▶ [Problem details] Find the word "arrow" in the records below. List each line containing it.

>> Begin

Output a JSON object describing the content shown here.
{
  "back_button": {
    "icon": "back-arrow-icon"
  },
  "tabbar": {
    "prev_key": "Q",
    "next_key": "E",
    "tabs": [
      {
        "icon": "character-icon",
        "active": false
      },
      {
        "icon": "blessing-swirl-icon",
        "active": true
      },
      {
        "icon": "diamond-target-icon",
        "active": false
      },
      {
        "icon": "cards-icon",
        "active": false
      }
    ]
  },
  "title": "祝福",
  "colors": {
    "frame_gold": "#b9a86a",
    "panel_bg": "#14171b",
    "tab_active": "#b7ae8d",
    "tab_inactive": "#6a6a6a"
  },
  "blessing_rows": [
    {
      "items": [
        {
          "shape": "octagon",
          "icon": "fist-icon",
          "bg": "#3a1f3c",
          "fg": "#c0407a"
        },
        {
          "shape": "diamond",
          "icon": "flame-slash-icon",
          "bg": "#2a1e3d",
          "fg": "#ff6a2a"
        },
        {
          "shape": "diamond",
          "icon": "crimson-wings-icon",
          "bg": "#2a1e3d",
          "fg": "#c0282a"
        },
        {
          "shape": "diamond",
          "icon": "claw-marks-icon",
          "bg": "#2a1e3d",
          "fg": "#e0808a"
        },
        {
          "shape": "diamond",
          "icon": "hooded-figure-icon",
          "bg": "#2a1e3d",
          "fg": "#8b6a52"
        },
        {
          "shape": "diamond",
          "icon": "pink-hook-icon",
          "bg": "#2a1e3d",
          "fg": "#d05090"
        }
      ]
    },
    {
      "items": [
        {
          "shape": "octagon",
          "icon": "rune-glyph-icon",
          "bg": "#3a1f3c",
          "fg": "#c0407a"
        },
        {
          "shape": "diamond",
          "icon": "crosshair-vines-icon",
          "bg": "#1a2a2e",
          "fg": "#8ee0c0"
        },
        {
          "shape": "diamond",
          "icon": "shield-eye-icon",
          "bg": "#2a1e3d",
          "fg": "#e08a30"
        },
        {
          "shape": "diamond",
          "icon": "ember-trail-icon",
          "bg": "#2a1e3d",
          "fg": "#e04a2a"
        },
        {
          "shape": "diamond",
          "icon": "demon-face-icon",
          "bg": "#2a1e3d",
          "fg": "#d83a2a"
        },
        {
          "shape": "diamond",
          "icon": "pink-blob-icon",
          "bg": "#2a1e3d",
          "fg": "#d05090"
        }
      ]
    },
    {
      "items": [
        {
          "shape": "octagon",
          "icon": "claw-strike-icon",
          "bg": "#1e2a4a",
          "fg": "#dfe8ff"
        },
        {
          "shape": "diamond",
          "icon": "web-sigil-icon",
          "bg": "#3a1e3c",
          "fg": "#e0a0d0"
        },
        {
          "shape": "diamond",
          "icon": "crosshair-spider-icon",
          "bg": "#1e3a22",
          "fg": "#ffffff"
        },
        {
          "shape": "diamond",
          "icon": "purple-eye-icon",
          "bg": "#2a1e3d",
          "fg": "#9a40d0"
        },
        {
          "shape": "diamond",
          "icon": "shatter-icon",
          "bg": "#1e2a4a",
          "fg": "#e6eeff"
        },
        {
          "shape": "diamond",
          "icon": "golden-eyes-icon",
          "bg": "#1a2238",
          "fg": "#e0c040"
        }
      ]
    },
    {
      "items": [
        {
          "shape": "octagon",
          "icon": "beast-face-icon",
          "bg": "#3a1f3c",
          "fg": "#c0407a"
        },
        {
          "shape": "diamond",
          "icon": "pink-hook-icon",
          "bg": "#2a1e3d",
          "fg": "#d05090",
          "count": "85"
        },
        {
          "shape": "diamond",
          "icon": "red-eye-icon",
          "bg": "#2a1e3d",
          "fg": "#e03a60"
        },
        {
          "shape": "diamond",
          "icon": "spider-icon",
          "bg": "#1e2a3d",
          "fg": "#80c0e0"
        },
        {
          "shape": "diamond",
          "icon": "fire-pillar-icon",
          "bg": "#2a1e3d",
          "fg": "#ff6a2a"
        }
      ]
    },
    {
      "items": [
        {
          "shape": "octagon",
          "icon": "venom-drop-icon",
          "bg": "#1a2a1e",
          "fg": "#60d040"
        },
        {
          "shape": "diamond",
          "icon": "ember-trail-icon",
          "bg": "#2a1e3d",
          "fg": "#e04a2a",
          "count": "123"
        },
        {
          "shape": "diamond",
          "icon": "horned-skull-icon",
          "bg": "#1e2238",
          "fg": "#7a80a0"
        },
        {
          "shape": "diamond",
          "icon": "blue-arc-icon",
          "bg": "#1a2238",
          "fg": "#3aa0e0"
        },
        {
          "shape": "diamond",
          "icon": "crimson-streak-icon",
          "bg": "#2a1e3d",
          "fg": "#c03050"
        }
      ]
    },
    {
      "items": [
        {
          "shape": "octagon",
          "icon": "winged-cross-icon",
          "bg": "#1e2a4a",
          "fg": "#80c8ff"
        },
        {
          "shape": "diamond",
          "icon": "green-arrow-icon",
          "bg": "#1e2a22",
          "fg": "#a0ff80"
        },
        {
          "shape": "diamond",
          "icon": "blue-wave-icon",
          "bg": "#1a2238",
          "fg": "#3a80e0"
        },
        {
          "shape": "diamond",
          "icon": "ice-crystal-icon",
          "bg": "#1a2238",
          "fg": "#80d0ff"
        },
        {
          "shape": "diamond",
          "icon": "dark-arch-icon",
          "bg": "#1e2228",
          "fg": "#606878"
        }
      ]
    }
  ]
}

>> End

▶ [Answer to this problem]
    "icon": "back-arrow-icon"
          "icon": "green-arrow-icon",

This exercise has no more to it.